▶ [SUPPLIED RECORDS]
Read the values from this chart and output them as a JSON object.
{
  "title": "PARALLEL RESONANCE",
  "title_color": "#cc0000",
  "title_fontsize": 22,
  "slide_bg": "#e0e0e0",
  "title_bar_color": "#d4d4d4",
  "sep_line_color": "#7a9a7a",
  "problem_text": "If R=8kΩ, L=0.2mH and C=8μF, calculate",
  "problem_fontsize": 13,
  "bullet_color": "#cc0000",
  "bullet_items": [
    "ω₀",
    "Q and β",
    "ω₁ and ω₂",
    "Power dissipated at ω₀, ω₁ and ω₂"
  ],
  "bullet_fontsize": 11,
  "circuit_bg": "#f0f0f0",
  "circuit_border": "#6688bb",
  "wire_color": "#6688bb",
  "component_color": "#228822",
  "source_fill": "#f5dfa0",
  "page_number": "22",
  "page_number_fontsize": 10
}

▶ [WHAT YOU WILL DO] Repeat every entry word for word.

▶ [RESPONSE TO THE EXERCISE]
Read the values from this chart and output them as a JSON object.
{
  "title": "PARALLEL RESONANCE",
  "title_color": "#cc0000",
  "title_fontsize": 22,
  "slide_bg": "#e0e0e0",
  "title_bar_color": "#d4d4d4",
  "sep_line_color": "#7a9a7a",
  "problem_text": "If R=8kΩ, L=0.2mH and C=8μF, calculate",
  "problem_fontsize": 13,
  "bullet_color": "#cc0000",
  "bullet_items": [
    "ω₀",
    "Q and β",
    "ω₁ and ω₂",
    "Power dissipated at ω₀, ω₁ and ω₂"
  ],
  "bullet_fontsize": 11,
  "circuit_bg": "#f0f0f0",
  "circuit_border": "#6688bb",
  "wire_color": "#6688bb",
  "component_color": "#228822",
  "source_fill": "#f5dfa0",
  "page_number": "22",
  "page_number_fontsize": 10
}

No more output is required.